#### Work instructions
Return all of the data exactly, with nothing left out but the pictures.

#### Input material

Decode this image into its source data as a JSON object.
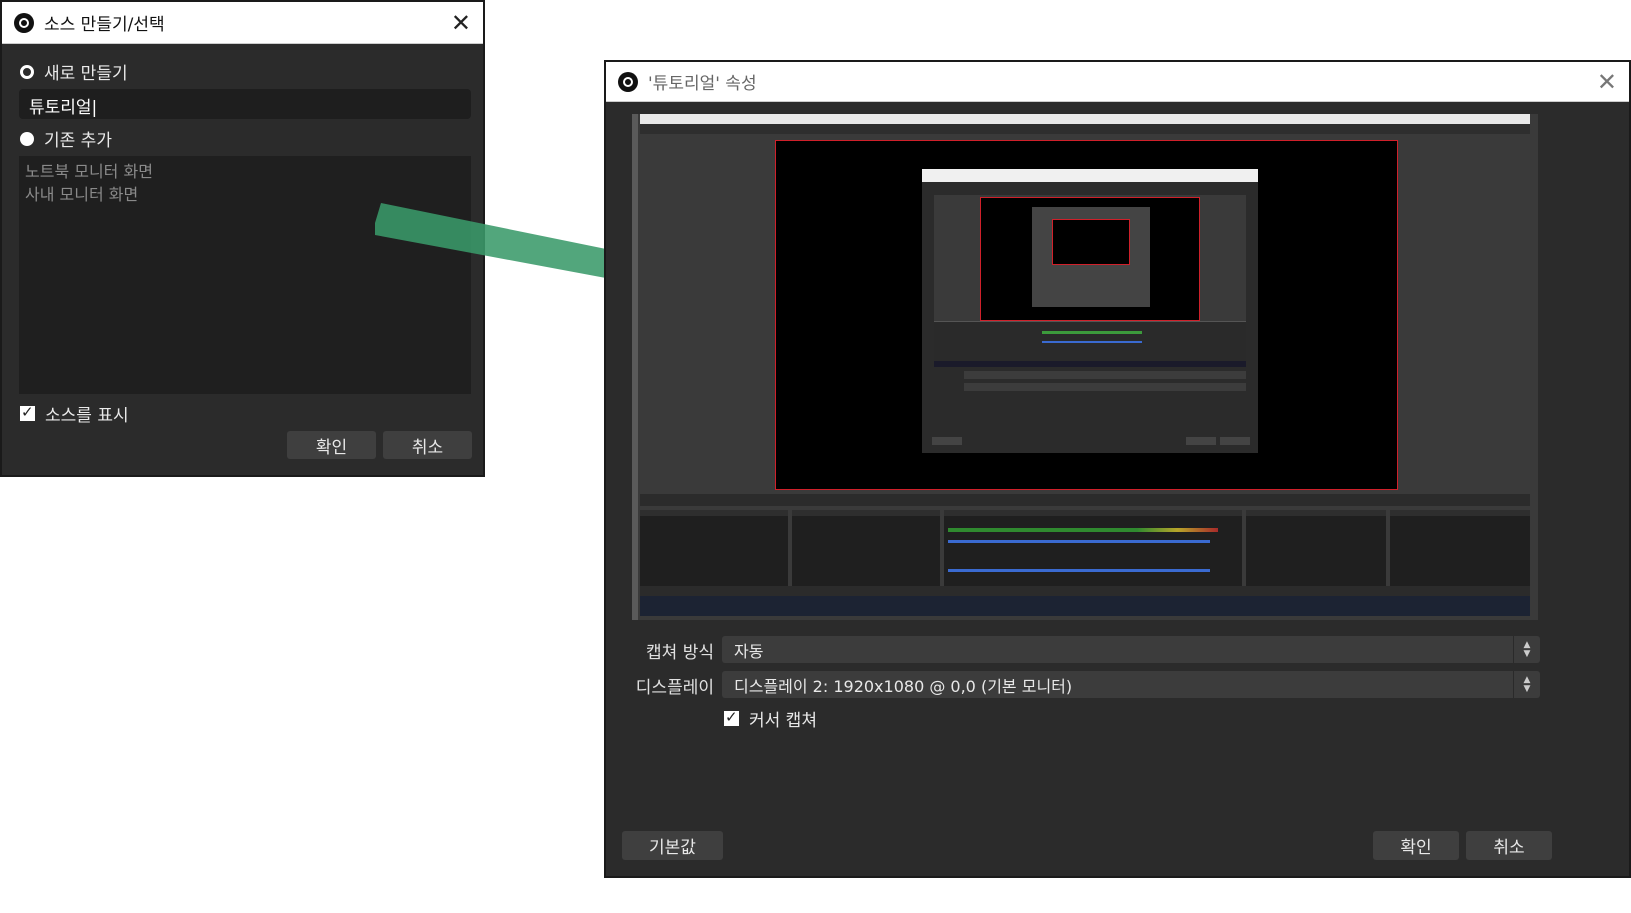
{
  "create_dialog": {
    "title": "소스 만들기/선택",
    "close_glyph": "✕",
    "radio_new_label": "새로 만들기",
    "name_value": "튜토리얼|",
    "radio_existing_label": "기존 추가",
    "existing_sources": [
      "노트북 모니터 화면",
      "사내 모니터 화면"
    ],
    "show_source_label": "소스를 표시",
    "ok_label": "확인",
    "cancel_label": "취소"
  },
  "properties_dialog": {
    "title": "'튜토리얼' 속성",
    "close_glyph": "✕",
    "capture_method_label": "캡쳐 방식",
    "capture_method_value": "자동",
    "display_label": "디스플레이",
    "display_value": "디스플레이 2: 1920x1080 @ 0,0 (기본 모니터)",
    "capture_cursor_label": "커서 캡쳐",
    "defaults_label": "기본값",
    "ok_label": "확인",
    "cancel_label": "취소"
  },
  "colors": {
    "arrow": "#3a9a6a",
    "selection_border": "#d0202a",
    "dialog_bg": "#2b2b2b"
  },
  "icons": {
    "obs_logo": "obs-logo-icon",
    "arrow": "right-arrow-icon"
  }
}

#### Finished task
Decode this image into its source data as a JSON object.
{
  "create_dialog": {
    "title": "소스 만들기/선택",
    "close_glyph": "✕",
    "radio_new_label": "새로 만들기",
    "name_value": "튜토리얼|",
    "radio_existing_label": "기존 추가",
    "existing_sources": [
      "노트북 모니터 화면",
      "사내 모니터 화면"
    ],
    "show_source_label": "소스를 표시",
    "ok_label": "확인",
    "cancel_label": "취소"
  },
  "properties_dialog": {
    "title": "'튜토리얼' 속성",
    "close_glyph": "✕",
    "capture_method_label": "캡쳐 방식",
    "capture_method_value": "자동",
    "display_label": "디스플레이",
    "display_value": "디스플레이 2: 1920x1080 @ 0,0 (기본 모니터)",
    "capture_cursor_label": "커서 캡쳐",
    "defaults_label": "기본값",
    "ok_label": "확인",
    "cancel_label": "취소"
  },
  "colors": {
    "arrow": "#3a9a6a",
    "selection_border": "#d0202a",
    "dialog_bg": "#2b2b2b"
  },
  "icons": {
    "obs_logo": "obs-logo-icon",
    "arrow": "right-arrow-icon"
  }
}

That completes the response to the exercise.